[Records about charts and figures]
• • • •
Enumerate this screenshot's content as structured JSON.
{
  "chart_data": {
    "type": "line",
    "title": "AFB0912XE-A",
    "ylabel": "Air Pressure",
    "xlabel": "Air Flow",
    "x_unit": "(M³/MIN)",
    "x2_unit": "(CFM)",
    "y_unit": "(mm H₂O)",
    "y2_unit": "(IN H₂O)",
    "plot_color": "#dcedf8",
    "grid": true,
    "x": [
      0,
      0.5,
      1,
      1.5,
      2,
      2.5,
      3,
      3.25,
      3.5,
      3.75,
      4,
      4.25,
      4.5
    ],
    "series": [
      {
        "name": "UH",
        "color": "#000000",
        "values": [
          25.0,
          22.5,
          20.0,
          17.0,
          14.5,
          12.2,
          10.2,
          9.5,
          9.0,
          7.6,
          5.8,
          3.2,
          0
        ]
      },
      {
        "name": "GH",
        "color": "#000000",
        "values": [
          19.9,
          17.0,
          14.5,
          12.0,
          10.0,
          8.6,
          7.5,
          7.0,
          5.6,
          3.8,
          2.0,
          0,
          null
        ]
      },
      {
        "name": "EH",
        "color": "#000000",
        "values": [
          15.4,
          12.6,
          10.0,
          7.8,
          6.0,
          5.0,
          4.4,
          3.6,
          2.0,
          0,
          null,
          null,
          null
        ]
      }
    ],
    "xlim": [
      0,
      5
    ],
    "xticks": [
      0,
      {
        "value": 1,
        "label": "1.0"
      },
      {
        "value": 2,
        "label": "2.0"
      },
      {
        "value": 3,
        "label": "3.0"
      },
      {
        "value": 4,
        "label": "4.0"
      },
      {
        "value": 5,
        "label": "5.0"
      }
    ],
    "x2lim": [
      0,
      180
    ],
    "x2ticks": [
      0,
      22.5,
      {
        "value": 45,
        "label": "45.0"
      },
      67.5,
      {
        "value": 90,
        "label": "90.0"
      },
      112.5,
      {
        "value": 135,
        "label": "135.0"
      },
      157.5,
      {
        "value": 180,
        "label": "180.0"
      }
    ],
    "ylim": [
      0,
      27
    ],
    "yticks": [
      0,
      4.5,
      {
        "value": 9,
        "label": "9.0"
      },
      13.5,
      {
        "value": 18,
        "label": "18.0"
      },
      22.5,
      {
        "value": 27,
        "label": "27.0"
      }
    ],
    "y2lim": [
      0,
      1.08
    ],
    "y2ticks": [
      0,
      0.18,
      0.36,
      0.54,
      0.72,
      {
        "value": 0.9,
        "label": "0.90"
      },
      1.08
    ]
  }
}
• • • •
### EXERCISE REQUIREMENTS
Restate every record exactly, leaving nothing out.

### RIGHT ANSWER
Enumerate this screenshot's content as structured JSON.
{
  "chart_data": {
    "type": "line",
    "title": "AFB0912XE-A",
    "ylabel": "Air Pressure",
    "xlabel": "Air Flow",
    "x_unit": "(M³/MIN)",
    "x2_unit": "(CFM)",
    "y_unit": "(mm H₂O)",
    "y2_unit": "(IN H₂O)",
    "plot_color": "#dcedf8",
    "grid": true,
    "x": [
      0,
      0.5,
      1,
      1.5,
      2,
      2.5,
      3,
      3.25,
      3.5,
      3.75,
      4,
      4.25,
      4.5
    ],
    "series": [
      {
        "name": "UH",
        "color": "#000000",
        "values": [
          25.0,
          22.5,
          20.0,
          17.0,
          14.5,
          12.2,
          10.2,
          9.5,
          9.0,
          7.6,
          5.8,
          3.2,
          0
        ]
      },
      {
        "name": "GH",
        "color": "#000000",
        "values": [
          19.9,
          17.0,
          14.5,
          12.0,
          10.0,
          8.6,
          7.5,
          7.0,
          5.6,
          3.8,
          2.0,
          0,
          null
        ]
      },
      {
        "name": "EH",
        "color": "#000000",
        "values": [
          15.4,
          12.6,
          10.0,
          7.8,
          6.0,
          5.0,
          4.4,
          3.6,
          2.0,
          0,
          null,
          null,
          null
        ]
      }
    ],
    "xlim": [
      0,
      5
    ],
    "xticks": [
      0,
      {
        "value": 1,
        "label": "1.0"
      },
      {
        "value": 2,
        "label": "2.0"
      },
      {
        "value": 3,
        "label": "3.0"
      },
      {
        "value": 4,
        "label": "4.0"
      },
      {
        "value": 5,
        "label": "5.0"
      }
    ],
    "x2lim": [
      0,
      180
    ],
    "x2ticks": [
      0,
      22.5,
      {
        "value": 45,
        "label": "45.0"
      },
      67.5,
      {
        "value": 90,
        "label": "90.0"
      },
      112.5,
      {
        "value": 135,
        "label": "135.0"
      },
      157.5,
      {
        "value": 180,
        "label": "180.0"
      }
    ],
    "ylim": [
      0,
      27
    ],
    "yticks": [
      0,
      4.5,
      {
        "value": 9,
        "label": "9.0"
      },
      13.5,
      {
        "value": 18,
        "label": "18.0"
      },
      22.5,
      {
        "value": 27,
        "label": "27.0"
      }
    ],
    "y2lim": [
      0,
      1.08
    ],
    "y2ticks": [
      0,
      0.18,
      0.36,
      0.54,
      0.72,
      {
        "value": 0.9,
        "label": "0.90"
      },
      1.08
    ]
  }
}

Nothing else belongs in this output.